# [Data records]
--------------------

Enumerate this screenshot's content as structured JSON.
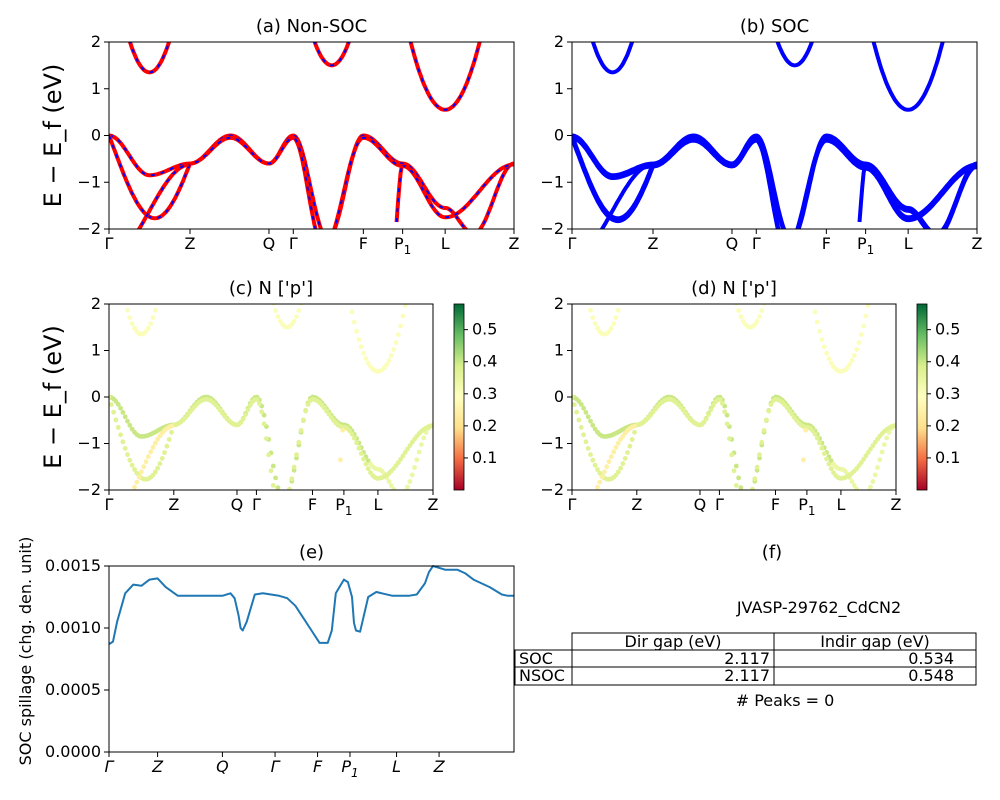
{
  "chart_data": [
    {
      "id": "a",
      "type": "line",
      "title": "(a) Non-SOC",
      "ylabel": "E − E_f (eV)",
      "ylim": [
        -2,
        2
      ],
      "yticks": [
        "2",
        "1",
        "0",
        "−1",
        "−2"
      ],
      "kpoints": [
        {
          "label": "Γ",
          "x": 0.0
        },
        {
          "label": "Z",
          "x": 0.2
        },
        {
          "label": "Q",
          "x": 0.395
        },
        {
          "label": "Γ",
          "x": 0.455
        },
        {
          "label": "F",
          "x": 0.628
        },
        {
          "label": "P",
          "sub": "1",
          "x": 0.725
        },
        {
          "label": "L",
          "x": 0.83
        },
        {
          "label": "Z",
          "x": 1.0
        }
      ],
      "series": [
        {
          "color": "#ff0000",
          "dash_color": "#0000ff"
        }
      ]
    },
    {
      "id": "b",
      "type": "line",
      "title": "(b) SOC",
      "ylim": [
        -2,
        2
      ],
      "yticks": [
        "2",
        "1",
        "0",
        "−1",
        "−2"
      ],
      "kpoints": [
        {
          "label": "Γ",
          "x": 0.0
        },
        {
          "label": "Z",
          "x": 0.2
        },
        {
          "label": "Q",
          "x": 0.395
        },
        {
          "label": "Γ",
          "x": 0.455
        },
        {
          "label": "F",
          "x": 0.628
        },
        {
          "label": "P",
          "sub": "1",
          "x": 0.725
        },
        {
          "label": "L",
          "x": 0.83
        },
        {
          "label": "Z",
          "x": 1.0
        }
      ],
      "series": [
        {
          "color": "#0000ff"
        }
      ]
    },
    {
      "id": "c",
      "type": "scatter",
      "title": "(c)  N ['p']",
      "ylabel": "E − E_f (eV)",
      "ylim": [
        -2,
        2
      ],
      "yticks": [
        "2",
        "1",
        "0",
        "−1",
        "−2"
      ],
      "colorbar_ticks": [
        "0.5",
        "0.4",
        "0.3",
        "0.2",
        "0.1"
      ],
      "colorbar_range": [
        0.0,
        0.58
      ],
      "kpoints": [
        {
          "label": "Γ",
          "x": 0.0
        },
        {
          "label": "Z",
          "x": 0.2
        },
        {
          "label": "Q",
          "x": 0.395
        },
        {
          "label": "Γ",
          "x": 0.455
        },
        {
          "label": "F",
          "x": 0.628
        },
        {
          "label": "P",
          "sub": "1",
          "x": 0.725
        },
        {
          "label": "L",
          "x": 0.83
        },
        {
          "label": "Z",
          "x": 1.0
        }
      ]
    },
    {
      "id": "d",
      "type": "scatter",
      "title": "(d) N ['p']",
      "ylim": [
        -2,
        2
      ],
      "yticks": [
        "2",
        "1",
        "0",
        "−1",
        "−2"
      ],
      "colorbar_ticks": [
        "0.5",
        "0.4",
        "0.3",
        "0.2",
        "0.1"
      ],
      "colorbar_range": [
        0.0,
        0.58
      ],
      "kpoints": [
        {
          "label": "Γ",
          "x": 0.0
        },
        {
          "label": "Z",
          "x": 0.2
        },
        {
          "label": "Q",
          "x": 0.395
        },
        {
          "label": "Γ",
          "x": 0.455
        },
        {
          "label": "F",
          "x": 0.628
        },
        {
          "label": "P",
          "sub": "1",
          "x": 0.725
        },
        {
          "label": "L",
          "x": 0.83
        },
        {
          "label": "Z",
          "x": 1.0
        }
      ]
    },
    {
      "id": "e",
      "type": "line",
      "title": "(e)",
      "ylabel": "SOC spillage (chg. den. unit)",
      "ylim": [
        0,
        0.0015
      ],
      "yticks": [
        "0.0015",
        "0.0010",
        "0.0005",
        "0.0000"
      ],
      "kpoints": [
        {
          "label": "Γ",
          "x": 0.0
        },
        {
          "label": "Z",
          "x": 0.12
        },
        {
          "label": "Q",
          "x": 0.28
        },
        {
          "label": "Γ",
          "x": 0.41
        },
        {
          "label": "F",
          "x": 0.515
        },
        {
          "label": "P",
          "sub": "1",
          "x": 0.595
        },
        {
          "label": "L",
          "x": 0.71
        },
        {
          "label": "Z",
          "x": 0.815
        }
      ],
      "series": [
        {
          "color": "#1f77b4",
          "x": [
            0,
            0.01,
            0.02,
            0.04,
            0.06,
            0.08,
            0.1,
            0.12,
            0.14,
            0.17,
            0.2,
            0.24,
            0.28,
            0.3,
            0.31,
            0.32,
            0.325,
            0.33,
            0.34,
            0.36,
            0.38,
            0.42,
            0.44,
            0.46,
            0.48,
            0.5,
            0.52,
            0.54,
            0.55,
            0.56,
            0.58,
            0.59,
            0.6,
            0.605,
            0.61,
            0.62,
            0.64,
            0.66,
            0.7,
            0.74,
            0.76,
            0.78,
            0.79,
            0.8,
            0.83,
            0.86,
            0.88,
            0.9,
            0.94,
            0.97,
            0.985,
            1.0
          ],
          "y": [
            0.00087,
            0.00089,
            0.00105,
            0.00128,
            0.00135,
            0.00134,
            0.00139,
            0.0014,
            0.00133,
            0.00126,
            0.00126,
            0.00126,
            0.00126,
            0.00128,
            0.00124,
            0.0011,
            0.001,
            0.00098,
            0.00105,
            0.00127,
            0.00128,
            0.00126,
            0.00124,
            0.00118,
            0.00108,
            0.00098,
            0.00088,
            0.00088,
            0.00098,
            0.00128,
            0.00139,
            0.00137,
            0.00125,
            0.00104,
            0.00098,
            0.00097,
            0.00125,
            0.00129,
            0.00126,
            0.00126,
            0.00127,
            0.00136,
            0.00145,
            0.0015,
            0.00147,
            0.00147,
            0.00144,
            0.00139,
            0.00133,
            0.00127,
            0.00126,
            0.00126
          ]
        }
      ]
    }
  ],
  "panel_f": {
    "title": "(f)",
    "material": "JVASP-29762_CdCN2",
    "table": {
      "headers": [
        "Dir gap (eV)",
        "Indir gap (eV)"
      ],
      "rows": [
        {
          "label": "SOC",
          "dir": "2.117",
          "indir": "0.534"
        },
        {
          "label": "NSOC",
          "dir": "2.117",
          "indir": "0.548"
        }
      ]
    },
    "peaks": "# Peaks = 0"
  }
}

--------------------

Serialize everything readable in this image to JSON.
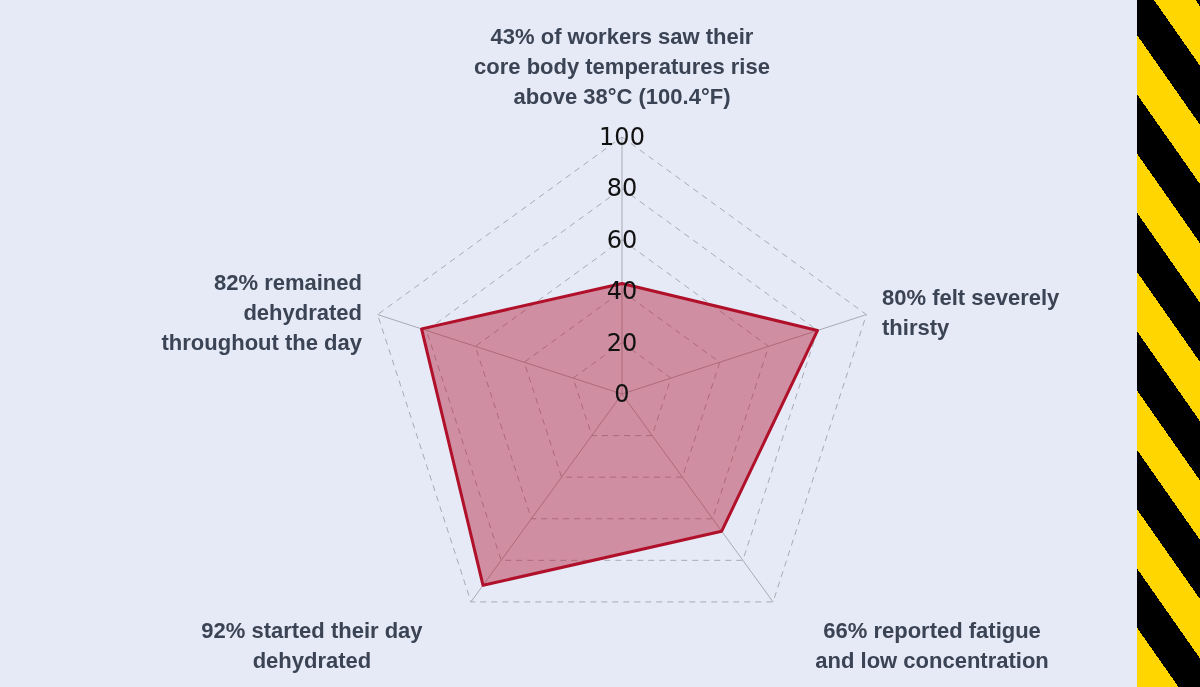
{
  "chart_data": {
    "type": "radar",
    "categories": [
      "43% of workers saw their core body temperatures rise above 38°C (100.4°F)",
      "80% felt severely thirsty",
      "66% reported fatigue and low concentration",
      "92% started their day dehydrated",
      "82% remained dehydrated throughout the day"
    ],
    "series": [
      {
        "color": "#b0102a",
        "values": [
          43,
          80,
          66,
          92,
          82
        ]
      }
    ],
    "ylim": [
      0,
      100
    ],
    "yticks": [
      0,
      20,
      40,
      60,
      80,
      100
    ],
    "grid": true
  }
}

--------------------

# [What needs to be done]
Show every line that contains the word "their".

# [The response]
      "43% of workers saw their core body temperatures rise above 38°C (100.4°F)",
      "92% started their day dehydrated",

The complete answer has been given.